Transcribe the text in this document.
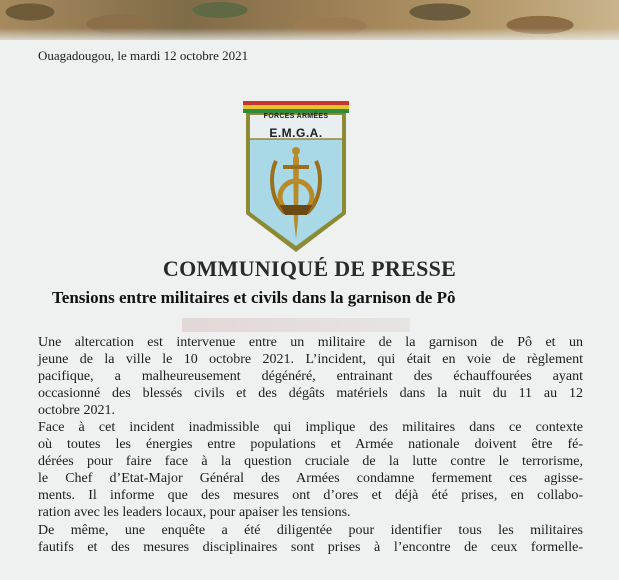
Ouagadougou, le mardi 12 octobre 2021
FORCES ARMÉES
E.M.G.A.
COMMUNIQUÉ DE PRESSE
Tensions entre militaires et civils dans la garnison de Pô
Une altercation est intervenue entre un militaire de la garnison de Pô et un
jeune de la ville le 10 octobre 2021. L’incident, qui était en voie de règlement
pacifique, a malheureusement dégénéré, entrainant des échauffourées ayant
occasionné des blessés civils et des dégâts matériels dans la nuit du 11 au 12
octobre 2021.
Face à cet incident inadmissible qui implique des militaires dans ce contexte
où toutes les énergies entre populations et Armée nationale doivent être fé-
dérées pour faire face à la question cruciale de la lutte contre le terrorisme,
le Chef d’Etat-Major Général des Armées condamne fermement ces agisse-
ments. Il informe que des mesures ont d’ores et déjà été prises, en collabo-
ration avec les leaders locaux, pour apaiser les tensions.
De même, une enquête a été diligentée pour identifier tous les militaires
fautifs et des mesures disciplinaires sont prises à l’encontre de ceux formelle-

## GIVEN TASK:
Where a line contains "civils", copy that line.

## THE REPLY:
Tensions entre militaires et civils dans la garnison de Pô
occasionné des blessés civils et des dégâts matériels dans la nuit du 11 au 12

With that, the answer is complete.